§ WORK TO BE COMPLETED
Starting at the entry line with "bench-name: Principal Bench" and continuing up to and including the line with "jurisdiction-cell [535,411,1008,440]", change "serial-number" to "row-number". Give only those lines back and leave everything else unchanged.

* begin ENTRIES SUPPLIED *

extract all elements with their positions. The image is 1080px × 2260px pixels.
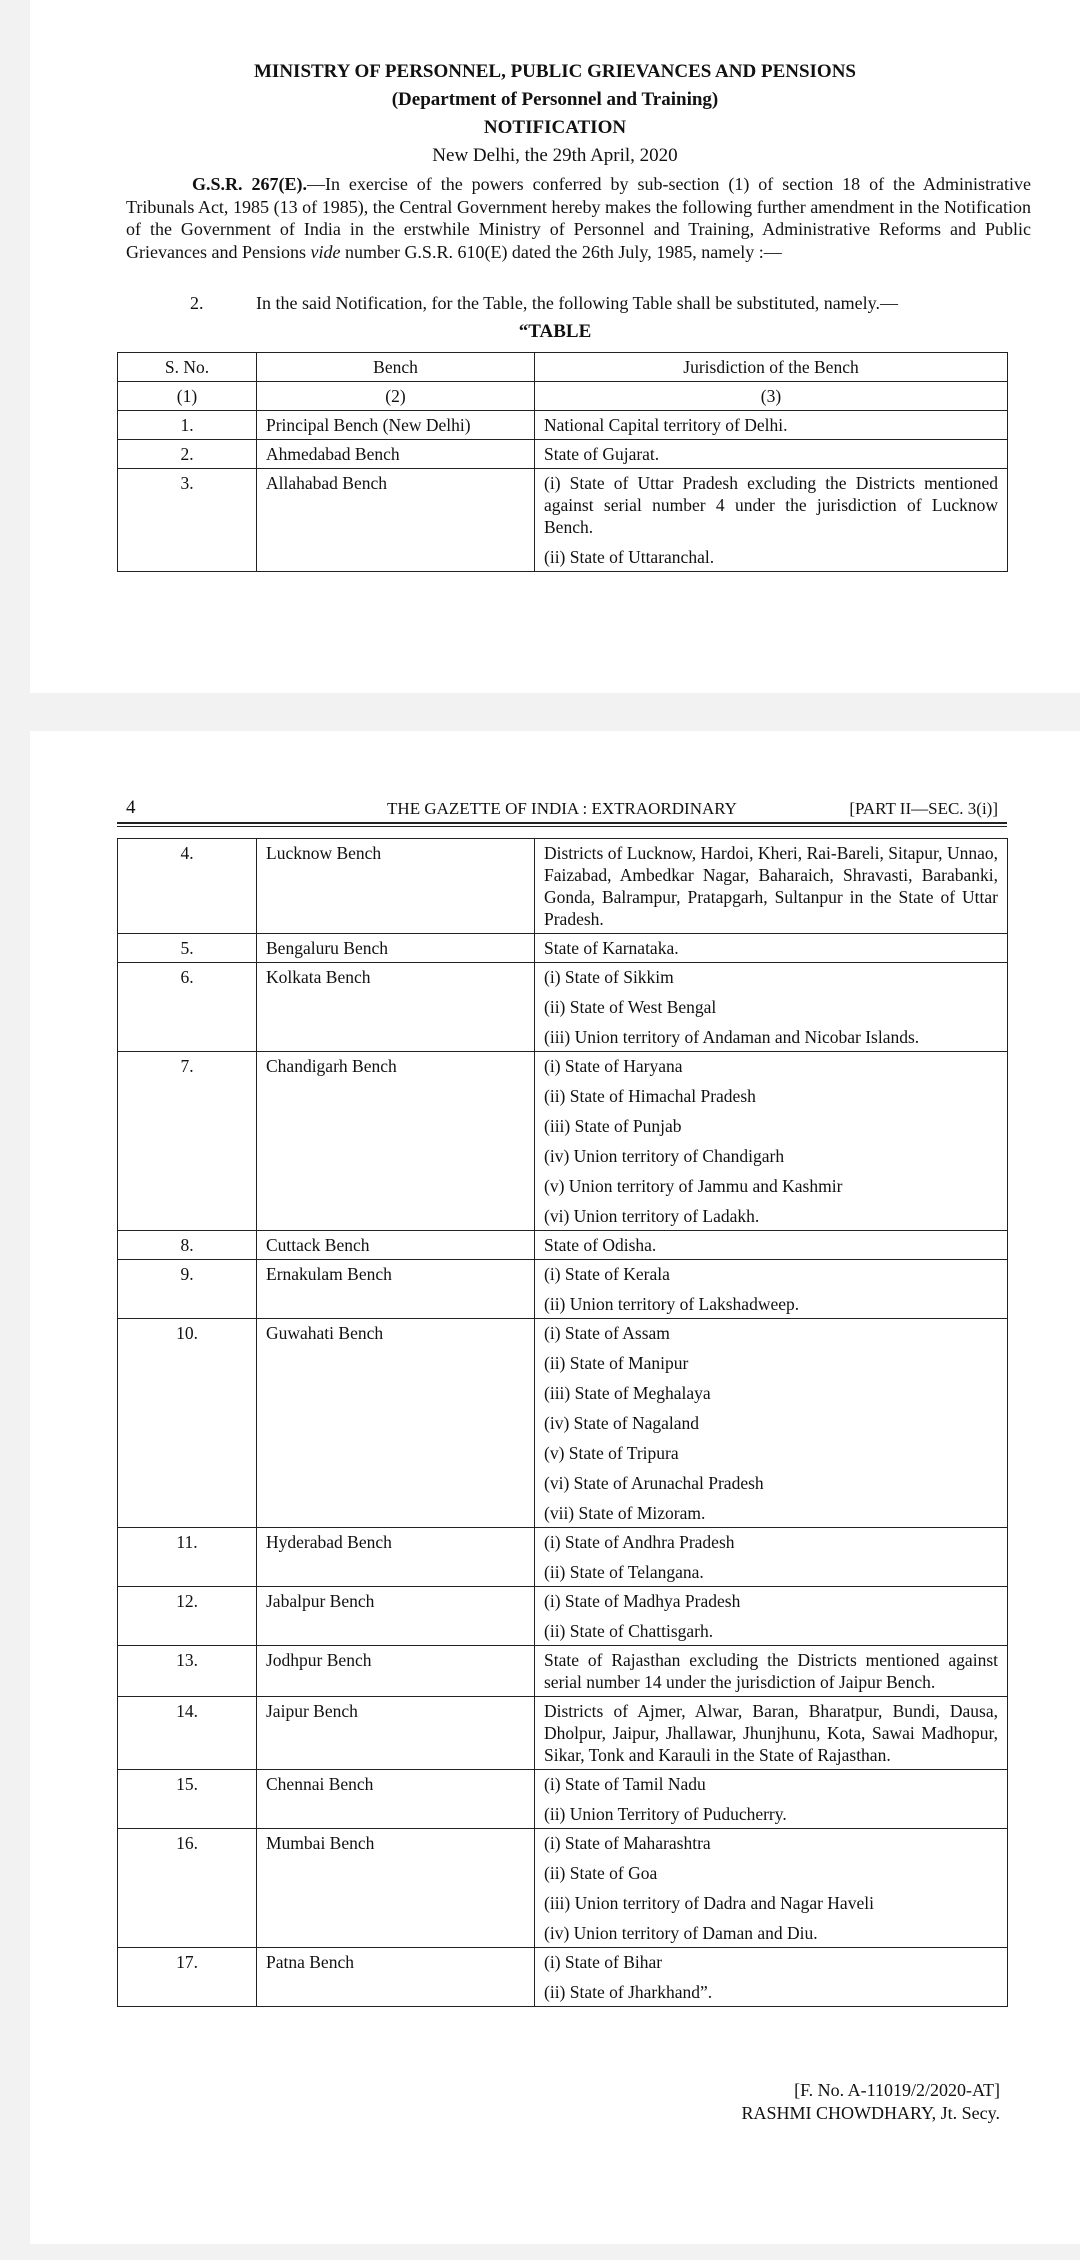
bench-name: Principal Bench (New Delhi) [257,411,535,440]
jurisdiction-cell [535,1697,1008,1770]
gazette-running-header [117,797,1007,819]
header-rule-thin [117,826,1007,827]
jurisdiction-item: (i) State of Maharashtra [544,1833,711,1853]
serial-number: 17. [118,1948,257,2007]
jurisdiction-cell [535,839,1008,934]
jurisdiction-cell [535,469,1008,572]
jurisdiction-item: (i) State of Andhra Pradesh [544,1532,735,1552]
jurisdiction-item: (iii) State of Punjab [544,1116,682,1136]
serial-number: 5. [118,934,257,963]
table-header-row [118,353,1008,382]
serial-number: 2. [118,440,257,469]
jurisdiction-item: (vi) Union territory of Ladakh. [544,1206,760,1226]
jurisdiction-item: (ii) State of West Bengal [544,997,717,1017]
jurisdiction-item: (vii) State of Mizoram. [544,1503,706,1523]
jurisdiction-item: (v) State of Tripura [544,1443,679,1463]
table-row [118,411,1008,440]
jurisdiction-item: (i) State of Sikkim [544,967,674,987]
table-row [118,469,1008,572]
jurisdiction-cell [535,1646,1008,1697]
table-row [118,440,1008,469]
table-row [118,1260,1008,1319]
paragraph-1-vide: vide [310,241,341,262]
table-row [118,1770,1008,1829]
notification-header [30,58,1080,170]
jurisdiction-item: (iii) Union territory of Andaman and Nicobar Islands. [544,1027,920,1047]
column-number-1: (1) [118,382,257,411]
jurisdiction-cell [535,440,1008,469]
jurisdiction-cell [535,1587,1008,1646]
jurisdiction-cell [535,411,1008,440]
table-row [118,1052,1008,1231]
bench-name: Patna Bench [257,1948,535,2007]
serial-number: 16. [118,1829,257,1948]
table-row [118,1231,1008,1260]
signatory: RASHMI CHOWDHARY, Jt. Secy. [741,2103,1000,2123]
bench-name: Ernakulam Bench [257,1260,535,1319]
serial-number: 7. [118,1052,257,1231]
bench-name: Chandigarh Bench [257,1052,535,1231]
paragraph-1 [126,173,1031,263]
serial-number: 8. [118,1231,257,1260]
bench-name: Kolkata Bench [257,963,535,1052]
jurisdiction-item: (iii) State of Meghalaya [544,1383,711,1403]
jurisdiction-item: (iv) Union territory of Daman and Diu. [544,1923,818,1943]
bench-name: Cuttack Bench [257,1231,535,1260]
serial-number: 9. [118,1260,257,1319]
jurisdiction-item: (ii) State of Chattisgarh. [544,1621,714,1641]
jurisdiction-cell [535,1528,1008,1587]
jurisdiction-cell [535,934,1008,963]
bench-name: Chennai Bench [257,1770,535,1829]
jurisdiction-item: (ii) Union Territory of Puducherry. [544,1804,787,1824]
file-number: [F. No. A-11019/2/2020-AT] [794,2080,1000,2100]
jurisdiction-item: (vi) State of Arunachal Pradesh [544,1473,764,1493]
paragraph-1-text: —In exercise of the powers conferred by sub-section (1) of section 18 of the Administrative Tribunals Act, 1985 (13 of 1985), the Central Government hereby makes the following further amendment in the Notification of the Government of India in the erstwhile Ministry of Personnel and Training, Administrative Reforms and Public Grievances and Pensions [126,174,1031,262]
table-row [118,839,1008,934]
jurisdiction-item: (ii) State of Uttaranchal. [544,547,715,567]
table-row [118,1829,1008,1948]
table-row [118,934,1008,963]
part-section: [PART II—SEC. 3(i)] [849,799,998,818]
gazette-title: THE GAZETTE OF INDIA : EXTRAORDINARY [387,799,737,818]
jurisdiction-cell [535,963,1008,1052]
table-row [118,1587,1008,1646]
paragraph-2-number: 2. [190,293,204,313]
serial-number: 14. [118,1697,257,1770]
header-rule-thick [117,822,1007,824]
jurisdiction-item: (i) State of Bihar [544,1952,663,1972]
serial-number: 12. [118,1587,257,1646]
jurisdiction-item: (iv) Union territory of Chandigarh [544,1146,785,1166]
document-page-1 [30,0,1080,693]
jurisdiction-cell [535,1260,1008,1319]
column-number-3: (3) [535,382,1008,411]
jurisdiction-table-part-2 [117,838,1008,2007]
jurisdiction-item: (i) State of Uttar Pradesh excluding the Districts mentioned against serial number 4 under the jurisdiction of Lucknow Bench. [544,473,998,537]
jurisdiction-item: (i) State of Haryana [544,1056,683,1076]
bench-name: Hyderabad Bench [257,1528,535,1587]
jurisdiction-item: (i) State of Tamil Nadu [544,1774,706,1794]
serial-number: 4. [118,839,257,934]
jurisdiction-item: (i) State of Assam [544,1323,670,1343]
jurisdiction-item: (i) State of Kerala [544,1264,670,1284]
column-number-2: (2) [257,382,535,411]
jurisdiction-item: (i) State of Madhya Pradesh [544,1591,741,1611]
serial-number: 1. [118,411,257,440]
page-number: 4 [126,797,136,818]
paragraph-2 [190,291,1030,315]
jurisdiction-item: National Capital territory of Delhi. [544,415,788,435]
jurisdiction-item: State of Rajasthan excluding the Districts mentioned against serial number 14 under the jurisdiction of Jaipur Bench. [544,1650,998,1692]
jurisdiction-item: (ii) State of Telangana. [544,1562,704,1582]
jurisdiction-item: State of Odisha. [544,1235,657,1255]
serial-number: 6. [118,963,257,1052]
jurisdiction-item: (iii) Union territory of Dadra and Nagar Haveli [544,1893,874,1913]
jurisdiction-item: (v) Union territory of Jammu and Kashmir [544,1176,843,1196]
header-sno: S. No. [118,353,257,382]
table-column-number-row [118,382,1008,411]
bench-name: Lucknow Bench [257,839,535,934]
jurisdiction-item: (ii) State of Manipur [544,1353,689,1373]
bench-name: Jaipur Bench [257,1697,535,1770]
bench-name: Allahabad Bench [257,469,535,572]
jurisdiction-cell [535,1948,1008,2007]
gsr-reference: G.S.R. 267(E). [192,174,307,194]
jurisdiction-item: (ii) State of Jharkhand”. [544,1982,713,2002]
table-row [118,1697,1008,1770]
paragraph-2-text: In the said Notification, for the Table, the following Table shall be substituted, namely.— [256,293,899,313]
bench-name: Mumbai Bench [257,1829,535,1948]
notification-date: New Delhi, the 29th April, 2020 [432,145,678,166]
jurisdiction-item: (ii) Union territory of Lakshadweep. [544,1294,800,1314]
bench-name: Ahmedabad Bench [257,440,535,469]
table-row [118,963,1008,1052]
jurisdiction-cell [535,1829,1008,1948]
serial-number: 3. [118,469,257,572]
ministry-title: MINISTRY OF PERSONNEL, PUBLIC GRIEVANCES AND PENSIONS [254,61,856,82]
jurisdiction-item: Districts of Ajmer, Alwar, Baran, Bharatpur, Bundi, Dausa, Dholpur, Jaipur, Jhallawar, Jhunjhunu, Kota, Sawai Madhopur, Sikar, Tonk and Karauli in the State of Rajasthan. [544,1701,998,1765]
table-row [118,1319,1008,1528]
jurisdiction-item: (ii) State of Goa [544,1863,658,1883]
jurisdiction-cell [535,1770,1008,1829]
jurisdiction-cell [535,1319,1008,1528]
jurisdiction-item: State of Gujarat. [544,444,660,464]
jurisdiction-table-part-1 [117,352,1008,572]
document-page-2 [30,731,1080,2244]
jurisdiction-item: (iv) State of Nagaland [544,1413,700,1433]
header-bench: Bench [257,353,535,382]
bench-name: Jabalpur Bench [257,1587,535,1646]
serial-number: 13. [118,1646,257,1697]
paragraph-1-end: number G.S.R. 610(E) dated the 26th July, 1985, namely :— [340,241,782,262]
jurisdiction-item: State of Karnataka. [544,938,679,958]
jurisdiction-cell [535,1052,1008,1231]
notification-title: NOTIFICATION [483,117,627,138]
bench-name: Bengaluru Bench [257,934,535,963]
jurisdiction-item: (ii) State of Himachal Pradesh [544,1086,756,1106]
signature-block [741,2079,1000,2125]
bench-name: Jodhpur Bench [257,1646,535,1697]
jurisdiction-item: Districts of Lucknow, Hardoi, Kheri, Rai-Bareli, Sitapur, Unnao, Faizabad, Ambedkar Nagar, Baharaich, Shravasti, Barabanki, Gonda, Balrampur, Pratapgarh, Sultanpur in the State of Uttar Pradesh. [544,843,998,929]
table-row [118,1646,1008,1697]
serial-number: 15. [118,1770,257,1829]
serial-number: 11. [118,1528,257,1587]
header-jurisdiction: Jurisdiction of the Bench [535,353,1008,382]
department-title: (Department of Personnel and Training) [391,89,719,110]
table-row [118,1528,1008,1587]
table-row [118,1948,1008,2007]
table-caption: “TABLE [518,321,592,342]
bench-name: Guwahati Bench [257,1319,535,1528]
jurisdiction-cell [535,1231,1008,1260]
serial-number: 10. [118,1319,257,1528]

* end ENTRIES SUPPLIED *

§ OUTPUT
bench-name: Principal Bench (New Delhi) [257,411,535,440]
jurisdiction-cell [535,1697,1008,1770]
gazette-running-header [117,797,1007,819]
header-rule-thin [117,826,1007,827]
jurisdiction-item: (i) State of Maharashtra [544,1833,711,1853]
row-number: 17. [118,1948,257,2007]
jurisdiction-cell [535,839,1008,934]
jurisdiction-cell [535,469,1008,572]
jurisdiction-item: (i) State of Andhra Pradesh [544,1532,735,1552]
jurisdiction-item: (iii) State of Punjab [544,1116,682,1136]
row-number: 5. [118,934,257,963]
table-header-row [118,353,1008,382]
row-number: 2. [118,440,257,469]
jurisdiction-item: (vi) Union territory of Ladakh. [544,1206,760,1226]
jurisdiction-item: (ii) State of West Bengal [544,997,717,1017]
jurisdiction-item: (vii) State of Mizoram. [544,1503,706,1523]
jurisdiction-item: (v) State of Tripura [544,1443,679,1463]
table-row [118,411,1008,440]
jurisdiction-item: (i) State of Sikkim [544,967,674,987]
table-row [118,469,1008,572]
jurisdiction-cell [535,1646,1008,1697]
table-row [118,440,1008,469]
table-row [118,1260,1008,1319]
paragraph-1-vide: vide [310,241,341,262]
table-row [118,1770,1008,1829]
notification-header [30,58,1080,170]
jurisdiction-item: (iii) Union territory of Andaman and Nicobar Islands. [544,1027,920,1047]
column-number-1: (1) [118,382,257,411]
jurisdiction-cell [535,440,1008,469]
jurisdiction-cell [535,1587,1008,1646]
jurisdiction-cell [535,411,1008,440]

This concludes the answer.